■ INPUT MATERIAL:
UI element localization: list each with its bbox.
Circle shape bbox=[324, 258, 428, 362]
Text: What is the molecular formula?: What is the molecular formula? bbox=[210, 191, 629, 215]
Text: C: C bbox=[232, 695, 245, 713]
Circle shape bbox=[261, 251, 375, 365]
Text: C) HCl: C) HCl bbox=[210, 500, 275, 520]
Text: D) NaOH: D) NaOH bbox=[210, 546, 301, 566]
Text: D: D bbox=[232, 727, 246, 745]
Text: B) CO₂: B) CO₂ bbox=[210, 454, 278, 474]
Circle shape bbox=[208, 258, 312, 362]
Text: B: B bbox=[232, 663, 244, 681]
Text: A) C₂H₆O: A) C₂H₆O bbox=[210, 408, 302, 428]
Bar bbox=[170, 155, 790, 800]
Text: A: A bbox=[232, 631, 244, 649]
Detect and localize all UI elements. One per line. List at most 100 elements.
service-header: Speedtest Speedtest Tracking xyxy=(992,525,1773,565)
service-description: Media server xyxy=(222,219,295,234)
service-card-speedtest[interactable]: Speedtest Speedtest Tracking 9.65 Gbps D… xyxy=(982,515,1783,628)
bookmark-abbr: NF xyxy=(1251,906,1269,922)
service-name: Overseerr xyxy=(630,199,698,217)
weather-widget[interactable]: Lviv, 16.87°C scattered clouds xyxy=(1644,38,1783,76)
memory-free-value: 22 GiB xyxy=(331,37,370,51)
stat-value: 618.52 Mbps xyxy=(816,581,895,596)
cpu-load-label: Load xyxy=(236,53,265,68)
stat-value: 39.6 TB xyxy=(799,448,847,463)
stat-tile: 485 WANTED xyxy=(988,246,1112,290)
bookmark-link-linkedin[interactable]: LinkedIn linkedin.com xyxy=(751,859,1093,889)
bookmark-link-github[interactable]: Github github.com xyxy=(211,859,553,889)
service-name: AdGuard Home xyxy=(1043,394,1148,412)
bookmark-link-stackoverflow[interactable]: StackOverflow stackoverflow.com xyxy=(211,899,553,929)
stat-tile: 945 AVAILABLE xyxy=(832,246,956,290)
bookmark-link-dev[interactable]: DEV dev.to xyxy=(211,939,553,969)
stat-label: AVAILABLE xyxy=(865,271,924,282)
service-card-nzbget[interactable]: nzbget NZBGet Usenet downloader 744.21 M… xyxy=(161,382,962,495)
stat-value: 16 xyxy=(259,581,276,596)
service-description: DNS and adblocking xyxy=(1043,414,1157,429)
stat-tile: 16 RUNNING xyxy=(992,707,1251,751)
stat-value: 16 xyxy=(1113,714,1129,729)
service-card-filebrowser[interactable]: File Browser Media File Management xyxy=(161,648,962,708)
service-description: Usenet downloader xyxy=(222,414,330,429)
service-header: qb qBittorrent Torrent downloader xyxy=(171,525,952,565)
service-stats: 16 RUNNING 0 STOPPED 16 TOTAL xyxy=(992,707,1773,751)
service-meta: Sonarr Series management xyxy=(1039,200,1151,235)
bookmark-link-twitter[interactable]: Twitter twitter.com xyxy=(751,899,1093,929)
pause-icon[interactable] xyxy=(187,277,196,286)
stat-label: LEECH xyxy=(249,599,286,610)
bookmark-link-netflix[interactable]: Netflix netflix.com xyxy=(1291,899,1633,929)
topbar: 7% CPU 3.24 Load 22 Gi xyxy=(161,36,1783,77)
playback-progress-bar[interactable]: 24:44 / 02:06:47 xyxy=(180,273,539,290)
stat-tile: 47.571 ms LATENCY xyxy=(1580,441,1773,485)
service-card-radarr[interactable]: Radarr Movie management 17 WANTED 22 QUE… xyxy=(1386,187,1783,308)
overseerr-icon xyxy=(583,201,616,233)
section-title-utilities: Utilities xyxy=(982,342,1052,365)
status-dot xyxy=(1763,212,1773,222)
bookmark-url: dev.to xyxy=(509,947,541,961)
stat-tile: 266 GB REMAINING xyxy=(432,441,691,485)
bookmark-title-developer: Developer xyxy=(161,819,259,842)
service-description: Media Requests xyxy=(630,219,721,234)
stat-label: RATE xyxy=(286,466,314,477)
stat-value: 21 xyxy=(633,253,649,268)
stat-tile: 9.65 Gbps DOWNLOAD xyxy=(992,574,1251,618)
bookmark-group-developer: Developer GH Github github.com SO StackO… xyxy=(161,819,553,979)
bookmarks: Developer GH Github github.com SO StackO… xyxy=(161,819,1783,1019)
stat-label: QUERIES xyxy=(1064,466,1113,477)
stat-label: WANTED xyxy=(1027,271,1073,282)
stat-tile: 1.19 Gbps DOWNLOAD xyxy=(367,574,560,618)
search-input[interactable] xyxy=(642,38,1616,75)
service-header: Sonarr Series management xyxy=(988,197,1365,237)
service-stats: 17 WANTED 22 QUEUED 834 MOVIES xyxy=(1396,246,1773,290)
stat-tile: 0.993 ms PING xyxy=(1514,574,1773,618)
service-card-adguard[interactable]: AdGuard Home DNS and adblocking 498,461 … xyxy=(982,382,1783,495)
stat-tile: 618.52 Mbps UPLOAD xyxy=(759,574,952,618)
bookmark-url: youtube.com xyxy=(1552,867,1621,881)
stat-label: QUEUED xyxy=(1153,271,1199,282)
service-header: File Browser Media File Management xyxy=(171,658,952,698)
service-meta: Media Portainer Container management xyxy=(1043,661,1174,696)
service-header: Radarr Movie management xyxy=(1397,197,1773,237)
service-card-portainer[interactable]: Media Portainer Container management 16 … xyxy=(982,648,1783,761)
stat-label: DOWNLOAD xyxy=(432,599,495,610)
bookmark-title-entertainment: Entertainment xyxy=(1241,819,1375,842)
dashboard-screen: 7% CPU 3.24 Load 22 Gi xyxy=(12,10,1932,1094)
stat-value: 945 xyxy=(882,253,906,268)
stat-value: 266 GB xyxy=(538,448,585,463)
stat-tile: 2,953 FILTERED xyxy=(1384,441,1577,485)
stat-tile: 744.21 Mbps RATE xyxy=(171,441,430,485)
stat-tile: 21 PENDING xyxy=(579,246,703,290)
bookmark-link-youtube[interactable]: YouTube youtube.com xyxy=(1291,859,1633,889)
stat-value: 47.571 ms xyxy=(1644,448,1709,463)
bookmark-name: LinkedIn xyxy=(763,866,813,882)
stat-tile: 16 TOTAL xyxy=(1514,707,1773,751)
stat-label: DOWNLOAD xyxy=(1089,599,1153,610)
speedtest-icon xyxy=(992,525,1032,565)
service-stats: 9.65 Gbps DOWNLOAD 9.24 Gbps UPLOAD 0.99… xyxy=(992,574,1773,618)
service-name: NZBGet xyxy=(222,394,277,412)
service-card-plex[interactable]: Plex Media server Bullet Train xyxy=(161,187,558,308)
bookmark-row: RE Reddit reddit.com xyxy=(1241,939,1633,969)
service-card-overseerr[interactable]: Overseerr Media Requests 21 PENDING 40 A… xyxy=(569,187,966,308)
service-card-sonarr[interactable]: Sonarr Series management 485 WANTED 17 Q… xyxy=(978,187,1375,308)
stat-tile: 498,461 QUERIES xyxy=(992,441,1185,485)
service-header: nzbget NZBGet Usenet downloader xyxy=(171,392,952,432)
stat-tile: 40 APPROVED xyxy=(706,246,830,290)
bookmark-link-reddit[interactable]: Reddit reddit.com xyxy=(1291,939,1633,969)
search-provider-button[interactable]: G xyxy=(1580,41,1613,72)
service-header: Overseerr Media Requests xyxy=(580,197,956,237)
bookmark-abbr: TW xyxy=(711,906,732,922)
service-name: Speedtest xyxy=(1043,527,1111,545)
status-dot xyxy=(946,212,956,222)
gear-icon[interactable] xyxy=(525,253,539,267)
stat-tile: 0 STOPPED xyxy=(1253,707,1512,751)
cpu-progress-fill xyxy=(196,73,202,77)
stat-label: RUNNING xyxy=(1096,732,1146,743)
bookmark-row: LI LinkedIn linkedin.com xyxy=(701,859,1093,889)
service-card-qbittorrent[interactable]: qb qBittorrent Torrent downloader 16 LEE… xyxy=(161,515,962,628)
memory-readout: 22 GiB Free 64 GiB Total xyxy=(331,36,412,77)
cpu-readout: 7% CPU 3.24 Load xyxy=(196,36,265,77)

■ THE REQUEST:
Could you rewrite the listing from its start through the line containing "Text: B) CO₂: B)", inclusive, replacing "molecular formula" with "chemical formula" and leaving everything else unchanged?

■ WRITTEN REPLY:
UI element localization: list each with its bbox.
Circle shape bbox=[324, 258, 428, 362]
Text: What is the chemical formula?: What is the chemical formula? bbox=[210, 191, 629, 215]
Text: C: C bbox=[232, 695, 245, 713]
Circle shape bbox=[261, 251, 375, 365]
Text: C) HCl: C) HCl bbox=[210, 500, 275, 520]
Text: D) NaOH: D) NaOH bbox=[210, 546, 301, 566]
Text: D: D bbox=[232, 727, 246, 745]
Text: B) CO₂: B) CO₂ bbox=[210, 454, 278, 474]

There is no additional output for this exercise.